§ **Given request**:
Return the listing below in full, with every line exactly as it is.

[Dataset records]
— start —
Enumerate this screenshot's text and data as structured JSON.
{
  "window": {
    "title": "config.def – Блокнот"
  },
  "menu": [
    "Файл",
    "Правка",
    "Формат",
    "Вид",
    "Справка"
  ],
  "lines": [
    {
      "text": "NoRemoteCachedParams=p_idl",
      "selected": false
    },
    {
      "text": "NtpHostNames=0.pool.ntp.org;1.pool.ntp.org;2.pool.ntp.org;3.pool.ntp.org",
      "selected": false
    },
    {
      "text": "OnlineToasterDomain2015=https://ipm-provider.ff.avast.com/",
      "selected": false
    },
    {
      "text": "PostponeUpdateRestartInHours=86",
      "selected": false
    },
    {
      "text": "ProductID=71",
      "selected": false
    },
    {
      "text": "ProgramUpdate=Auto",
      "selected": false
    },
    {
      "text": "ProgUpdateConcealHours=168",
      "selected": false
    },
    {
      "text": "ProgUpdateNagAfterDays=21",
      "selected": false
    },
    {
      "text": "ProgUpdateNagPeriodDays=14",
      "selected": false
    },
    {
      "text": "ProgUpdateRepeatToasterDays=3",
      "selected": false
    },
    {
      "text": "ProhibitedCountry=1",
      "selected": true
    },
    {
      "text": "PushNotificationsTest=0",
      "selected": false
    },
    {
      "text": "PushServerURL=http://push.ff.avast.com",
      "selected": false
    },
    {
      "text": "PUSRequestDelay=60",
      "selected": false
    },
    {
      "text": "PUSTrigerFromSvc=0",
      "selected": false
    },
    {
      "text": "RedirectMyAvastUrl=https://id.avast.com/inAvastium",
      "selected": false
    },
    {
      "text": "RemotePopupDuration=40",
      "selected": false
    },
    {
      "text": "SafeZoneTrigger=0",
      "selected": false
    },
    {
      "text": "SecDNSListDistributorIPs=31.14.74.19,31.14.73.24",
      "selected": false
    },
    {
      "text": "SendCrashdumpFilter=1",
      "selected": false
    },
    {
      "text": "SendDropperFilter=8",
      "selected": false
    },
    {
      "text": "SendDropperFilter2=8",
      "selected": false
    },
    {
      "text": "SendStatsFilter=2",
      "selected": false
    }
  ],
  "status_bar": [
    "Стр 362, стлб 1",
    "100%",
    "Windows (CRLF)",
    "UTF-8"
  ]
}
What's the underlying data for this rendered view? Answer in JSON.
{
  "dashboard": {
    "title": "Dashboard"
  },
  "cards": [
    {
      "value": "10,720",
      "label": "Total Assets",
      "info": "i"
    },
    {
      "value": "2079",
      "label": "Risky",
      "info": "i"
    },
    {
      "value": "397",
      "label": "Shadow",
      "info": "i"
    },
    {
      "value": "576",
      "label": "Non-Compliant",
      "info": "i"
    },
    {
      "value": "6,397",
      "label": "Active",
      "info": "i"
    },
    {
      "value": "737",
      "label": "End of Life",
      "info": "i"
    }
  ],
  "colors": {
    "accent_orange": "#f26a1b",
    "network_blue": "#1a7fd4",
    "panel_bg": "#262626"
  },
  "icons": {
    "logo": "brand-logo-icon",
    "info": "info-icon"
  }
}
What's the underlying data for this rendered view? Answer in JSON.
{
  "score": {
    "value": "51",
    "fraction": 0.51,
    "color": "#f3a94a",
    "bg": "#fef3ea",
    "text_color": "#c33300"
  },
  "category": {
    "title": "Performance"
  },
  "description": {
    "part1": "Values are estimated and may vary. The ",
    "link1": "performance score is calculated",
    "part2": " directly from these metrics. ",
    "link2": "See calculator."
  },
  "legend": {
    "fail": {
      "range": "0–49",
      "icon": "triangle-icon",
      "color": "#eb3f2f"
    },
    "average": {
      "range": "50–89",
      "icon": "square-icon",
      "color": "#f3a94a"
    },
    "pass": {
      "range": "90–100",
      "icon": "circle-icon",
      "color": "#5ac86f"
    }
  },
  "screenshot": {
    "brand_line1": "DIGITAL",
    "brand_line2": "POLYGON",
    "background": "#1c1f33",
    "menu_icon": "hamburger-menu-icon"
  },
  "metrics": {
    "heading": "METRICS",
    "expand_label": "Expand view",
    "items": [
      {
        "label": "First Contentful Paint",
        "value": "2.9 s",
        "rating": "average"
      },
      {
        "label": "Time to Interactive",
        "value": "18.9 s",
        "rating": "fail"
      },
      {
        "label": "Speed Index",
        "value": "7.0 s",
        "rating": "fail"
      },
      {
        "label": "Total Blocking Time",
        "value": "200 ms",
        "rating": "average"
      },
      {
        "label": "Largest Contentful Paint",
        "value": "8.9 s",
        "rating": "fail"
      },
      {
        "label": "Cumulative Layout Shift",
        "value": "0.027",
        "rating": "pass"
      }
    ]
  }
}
— end —
§ **Response**:
Enumerate this screenshot's text and data as structured JSON.
{
  "window": {
    "title": "config.def – Блокнот"
  },
  "menu": [
    "Файл",
    "Правка",
    "Формат",
    "Вид",
    "Справка"
  ],
  "lines": [
    {
      "text": "NoRemoteCachedParams=p_idl",
      "selected": false
    },
    {
      "text": "NtpHostNames=0.pool.ntp.org;1.pool.ntp.org;2.pool.ntp.org;3.pool.ntp.org",
      "selected": false
    },
    {
      "text": "OnlineToasterDomain2015=https://ipm-provider.ff.avast.com/",
      "selected": false
    },
    {
      "text": "PostponeUpdateRestartInHours=86",
      "selected": false
    },
    {
      "text": "ProductID=71",
      "selected": false
    },
    {
      "text": "ProgramUpdate=Auto",
      "selected": false
    },
    {
      "text": "ProgUpdateConcealHours=168",
      "selected": false
    },
    {
      "text": "ProgUpdateNagAfterDays=21",
      "selected": false
    },
    {
      "text": "ProgUpdateNagPeriodDays=14",
      "selected": false
    },
    {
      "text": "ProgUpdateRepeatToasterDays=3",
      "selected": false
    },
    {
      "text": "ProhibitedCountry=1",
      "selected": true
    },
    {
      "text": "PushNotificationsTest=0",
      "selected": false
    },
    {
      "text": "PushServerURL=http://push.ff.avast.com",
      "selected": false
    },
    {
      "text": "PUSRequestDelay=60",
      "selected": false
    },
    {
      "text": "PUSTrigerFromSvc=0",
      "selected": false
    },
    {
      "text": "RedirectMyAvastUrl=https://id.avast.com/inAvastium",
      "selected": false
    },
    {
      "text": "RemotePopupDuration=40",
      "selected": false
    },
    {
      "text": "SafeZoneTrigger=0",
      "selected": false
    },
    {
      "text": "SecDNSListDistributorIPs=31.14.74.19,31.14.73.24",
      "selected": false
    },
    {
      "text": "SendCrashdumpFilter=1",
      "selected": false
    },
    {
      "text": "SendDropperFilter=8",
      "selected": false
    },
    {
      "text": "SendDropperFilter2=8",
      "selected": false
    },
    {
      "text": "SendStatsFilter=2",
      "selected": false
    }
  ],
  "status_bar": [
    "Стр 362, стлб 1",
    "100%",
    "Windows (CRLF)",
    "UTF-8"
  ]
}
What's the underlying data for this rendered view? Answer in JSON.
{
  "dashboard": {
    "title": "Dashboard"
  },
  "cards": [
    {
      "value": "10,720",
      "label": "Total Assets",
      "info": "i"
    },
    {
      "value": "2079",
      "label": "Risky",
      "info": "i"
    },
    {
      "value": "397",
      "label": "Shadow",
      "info": "i"
    },
    {
      "value": "576",
      "label": "Non-Compliant",
      "info": "i"
    },
    {
      "value": "6,397",
      "label": "Active",
      "info": "i"
    },
    {
      "value": "737",
      "label": "End of Life",
      "info": "i"
    }
  ],
  "colors": {
    "accent_orange": "#f26a1b",
    "network_blue": "#1a7fd4",
    "panel_bg": "#262626"
  },
  "icons": {
    "logo": "brand-logo-icon",
    "info": "info-icon"
  }
}
What's the underlying data for this rendered view? Answer in JSON.
{
  "score": {
    "value": "51",
    "fraction": 0.51,
    "color": "#f3a94a",
    "bg": "#fef3ea",
    "text_color": "#c33300"
  },
  "category": {
    "title": "Performance"
  },
  "description": {
    "part1": "Values are estimated and may vary. The ",
    "link1": "performance score is calculated",
    "part2": " directly from these metrics. ",
    "link2": "See calculator."
  },
  "legend": {
    "fail": {
      "range": "0–49",
      "icon": "triangle-icon",
      "color": "#eb3f2f"
    },
    "average": {
      "range": "50–89",
      "icon": "square-icon",
      "color": "#f3a94a"
    },
    "pass": {
      "range": "90–100",
      "icon": "circle-icon",
      "color": "#5ac86f"
    }
  },
  "screenshot": {
    "brand_line1": "DIGITAL",
    "brand_line2": "POLYGON",
    "background": "#1c1f33",
    "menu_icon": "hamburger-menu-icon"
  },
  "metrics": {
    "heading": "METRICS",
    "expand_label": "Expand view",
    "items": [
      {
        "label": "First Contentful Paint",
        "value": "2.9 s",
        "rating": "average"
      },
      {
        "label": "Time to Interactive",
        "value": "18.9 s",
        "rating": "fail"
      },
      {
        "label": "Speed Index",
        "value": "7.0 s",
        "rating": "fail"
      },
      {
        "label": "Total Blocking Time",
        "value": "200 ms",
        "rating": "average"
      },
      {
        "label": "Largest Contentful Paint",
        "value": "8.9 s",
        "rating": "fail"
      },
      {
        "label": "Cumulative Layout Shift",
        "value": "0.027",
        "rating": "pass"
      }
    ]
  }
}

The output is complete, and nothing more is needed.